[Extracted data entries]
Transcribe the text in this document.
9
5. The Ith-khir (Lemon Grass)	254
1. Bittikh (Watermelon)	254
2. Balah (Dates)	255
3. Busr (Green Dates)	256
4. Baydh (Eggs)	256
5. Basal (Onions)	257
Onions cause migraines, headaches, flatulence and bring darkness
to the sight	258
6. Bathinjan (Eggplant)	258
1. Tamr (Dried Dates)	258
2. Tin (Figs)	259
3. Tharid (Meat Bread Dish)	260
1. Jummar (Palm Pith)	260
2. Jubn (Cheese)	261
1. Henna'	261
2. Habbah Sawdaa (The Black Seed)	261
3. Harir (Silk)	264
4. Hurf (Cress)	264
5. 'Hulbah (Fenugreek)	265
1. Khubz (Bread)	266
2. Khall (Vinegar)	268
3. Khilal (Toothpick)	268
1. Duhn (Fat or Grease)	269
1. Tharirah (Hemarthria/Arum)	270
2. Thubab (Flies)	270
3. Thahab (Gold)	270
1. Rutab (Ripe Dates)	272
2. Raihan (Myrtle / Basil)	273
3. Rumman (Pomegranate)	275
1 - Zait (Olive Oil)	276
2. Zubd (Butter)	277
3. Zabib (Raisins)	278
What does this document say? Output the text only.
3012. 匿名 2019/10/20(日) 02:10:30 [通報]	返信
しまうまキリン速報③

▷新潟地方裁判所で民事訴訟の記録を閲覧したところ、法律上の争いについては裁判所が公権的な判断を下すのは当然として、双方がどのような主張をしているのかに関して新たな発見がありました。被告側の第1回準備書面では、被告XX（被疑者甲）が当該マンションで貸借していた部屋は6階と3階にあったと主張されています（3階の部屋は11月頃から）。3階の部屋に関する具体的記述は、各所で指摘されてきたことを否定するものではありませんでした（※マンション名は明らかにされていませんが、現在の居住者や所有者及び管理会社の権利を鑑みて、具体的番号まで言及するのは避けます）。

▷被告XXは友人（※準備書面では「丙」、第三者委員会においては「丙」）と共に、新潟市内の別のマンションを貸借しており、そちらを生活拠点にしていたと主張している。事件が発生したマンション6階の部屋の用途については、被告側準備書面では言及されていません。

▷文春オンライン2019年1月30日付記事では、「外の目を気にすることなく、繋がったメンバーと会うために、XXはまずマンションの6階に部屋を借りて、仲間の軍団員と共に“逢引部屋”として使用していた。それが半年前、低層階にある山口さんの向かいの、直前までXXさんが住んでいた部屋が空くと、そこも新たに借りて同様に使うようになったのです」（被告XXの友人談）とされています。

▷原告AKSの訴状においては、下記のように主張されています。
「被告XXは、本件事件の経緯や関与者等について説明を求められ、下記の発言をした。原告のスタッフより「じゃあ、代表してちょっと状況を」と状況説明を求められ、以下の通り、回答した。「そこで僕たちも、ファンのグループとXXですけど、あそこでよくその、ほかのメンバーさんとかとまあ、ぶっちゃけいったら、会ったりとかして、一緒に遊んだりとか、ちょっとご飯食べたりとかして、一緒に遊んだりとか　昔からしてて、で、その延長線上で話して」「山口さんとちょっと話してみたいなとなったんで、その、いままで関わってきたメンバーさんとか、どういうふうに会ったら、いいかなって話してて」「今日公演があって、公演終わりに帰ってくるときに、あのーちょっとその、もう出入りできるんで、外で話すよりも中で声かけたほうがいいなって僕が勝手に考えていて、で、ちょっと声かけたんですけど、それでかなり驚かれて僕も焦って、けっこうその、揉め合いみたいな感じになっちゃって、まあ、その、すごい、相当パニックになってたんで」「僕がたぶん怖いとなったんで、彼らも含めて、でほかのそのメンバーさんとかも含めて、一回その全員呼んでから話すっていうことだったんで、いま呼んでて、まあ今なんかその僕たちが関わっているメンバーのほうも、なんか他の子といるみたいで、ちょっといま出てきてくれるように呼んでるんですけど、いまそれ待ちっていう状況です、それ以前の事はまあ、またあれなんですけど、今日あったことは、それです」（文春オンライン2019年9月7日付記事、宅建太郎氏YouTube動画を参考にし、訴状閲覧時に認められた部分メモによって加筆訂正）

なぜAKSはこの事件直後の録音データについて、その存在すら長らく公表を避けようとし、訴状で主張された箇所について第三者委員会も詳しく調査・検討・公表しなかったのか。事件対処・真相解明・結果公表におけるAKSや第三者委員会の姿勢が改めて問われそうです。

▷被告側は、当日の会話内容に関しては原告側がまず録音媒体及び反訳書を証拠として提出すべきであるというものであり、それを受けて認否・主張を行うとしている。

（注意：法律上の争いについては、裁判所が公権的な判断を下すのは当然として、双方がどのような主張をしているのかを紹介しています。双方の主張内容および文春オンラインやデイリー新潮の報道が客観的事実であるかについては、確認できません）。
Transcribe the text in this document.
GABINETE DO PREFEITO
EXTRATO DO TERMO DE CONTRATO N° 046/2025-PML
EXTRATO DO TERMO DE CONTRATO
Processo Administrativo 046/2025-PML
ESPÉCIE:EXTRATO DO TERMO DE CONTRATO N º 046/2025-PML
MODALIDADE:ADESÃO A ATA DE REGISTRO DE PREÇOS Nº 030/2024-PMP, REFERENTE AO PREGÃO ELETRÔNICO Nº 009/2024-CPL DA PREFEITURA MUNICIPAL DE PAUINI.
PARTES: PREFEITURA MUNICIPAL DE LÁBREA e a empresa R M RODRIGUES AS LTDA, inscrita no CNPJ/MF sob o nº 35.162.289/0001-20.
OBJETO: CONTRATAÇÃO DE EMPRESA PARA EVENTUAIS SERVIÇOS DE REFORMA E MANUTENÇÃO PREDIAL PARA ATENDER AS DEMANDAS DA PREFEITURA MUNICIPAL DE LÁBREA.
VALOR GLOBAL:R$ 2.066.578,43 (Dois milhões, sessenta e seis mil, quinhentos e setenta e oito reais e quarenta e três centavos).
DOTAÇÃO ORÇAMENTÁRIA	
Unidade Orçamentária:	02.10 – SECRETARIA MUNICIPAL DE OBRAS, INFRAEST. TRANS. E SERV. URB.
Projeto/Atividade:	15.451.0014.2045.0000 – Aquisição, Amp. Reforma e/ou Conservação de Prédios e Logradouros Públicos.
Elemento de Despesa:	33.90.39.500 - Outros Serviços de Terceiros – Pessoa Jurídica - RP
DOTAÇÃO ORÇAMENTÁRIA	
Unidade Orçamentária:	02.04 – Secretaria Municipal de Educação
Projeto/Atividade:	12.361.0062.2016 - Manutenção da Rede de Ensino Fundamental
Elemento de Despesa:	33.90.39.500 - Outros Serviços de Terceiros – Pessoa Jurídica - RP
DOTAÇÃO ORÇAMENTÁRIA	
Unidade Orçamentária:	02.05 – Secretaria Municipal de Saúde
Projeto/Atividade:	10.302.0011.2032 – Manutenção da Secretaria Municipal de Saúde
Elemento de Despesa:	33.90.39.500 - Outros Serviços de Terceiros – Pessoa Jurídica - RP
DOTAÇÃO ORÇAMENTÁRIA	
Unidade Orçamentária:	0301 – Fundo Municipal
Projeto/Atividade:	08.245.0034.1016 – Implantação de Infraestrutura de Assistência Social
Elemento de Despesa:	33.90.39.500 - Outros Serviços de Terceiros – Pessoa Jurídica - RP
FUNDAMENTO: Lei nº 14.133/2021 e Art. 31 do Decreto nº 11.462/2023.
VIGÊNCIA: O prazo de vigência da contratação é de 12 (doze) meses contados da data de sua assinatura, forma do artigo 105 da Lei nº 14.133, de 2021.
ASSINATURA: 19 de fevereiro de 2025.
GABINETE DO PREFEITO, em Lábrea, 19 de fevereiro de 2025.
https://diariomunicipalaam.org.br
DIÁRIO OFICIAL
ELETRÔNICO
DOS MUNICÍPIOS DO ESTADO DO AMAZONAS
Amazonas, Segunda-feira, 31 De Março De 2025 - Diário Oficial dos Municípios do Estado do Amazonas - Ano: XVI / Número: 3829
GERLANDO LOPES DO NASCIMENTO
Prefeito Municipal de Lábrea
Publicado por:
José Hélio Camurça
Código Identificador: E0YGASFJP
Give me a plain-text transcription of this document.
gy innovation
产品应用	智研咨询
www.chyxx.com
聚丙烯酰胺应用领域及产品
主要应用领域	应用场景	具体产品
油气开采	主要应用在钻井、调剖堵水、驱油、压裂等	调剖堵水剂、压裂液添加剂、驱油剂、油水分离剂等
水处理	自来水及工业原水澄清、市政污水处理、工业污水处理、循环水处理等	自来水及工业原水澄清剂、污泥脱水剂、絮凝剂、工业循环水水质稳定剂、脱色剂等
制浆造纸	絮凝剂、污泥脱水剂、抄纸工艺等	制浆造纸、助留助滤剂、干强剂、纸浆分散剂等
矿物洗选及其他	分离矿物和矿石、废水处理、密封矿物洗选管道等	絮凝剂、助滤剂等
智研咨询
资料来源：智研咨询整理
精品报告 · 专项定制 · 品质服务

» Aim: Pull out every line holding "GABINETE" from the records above, and copy it.

» Written answer:
GABINETE DO PREFEITO
GABINETE DO PREFEITO, em Lábrea, 19 de fevereiro de 2025.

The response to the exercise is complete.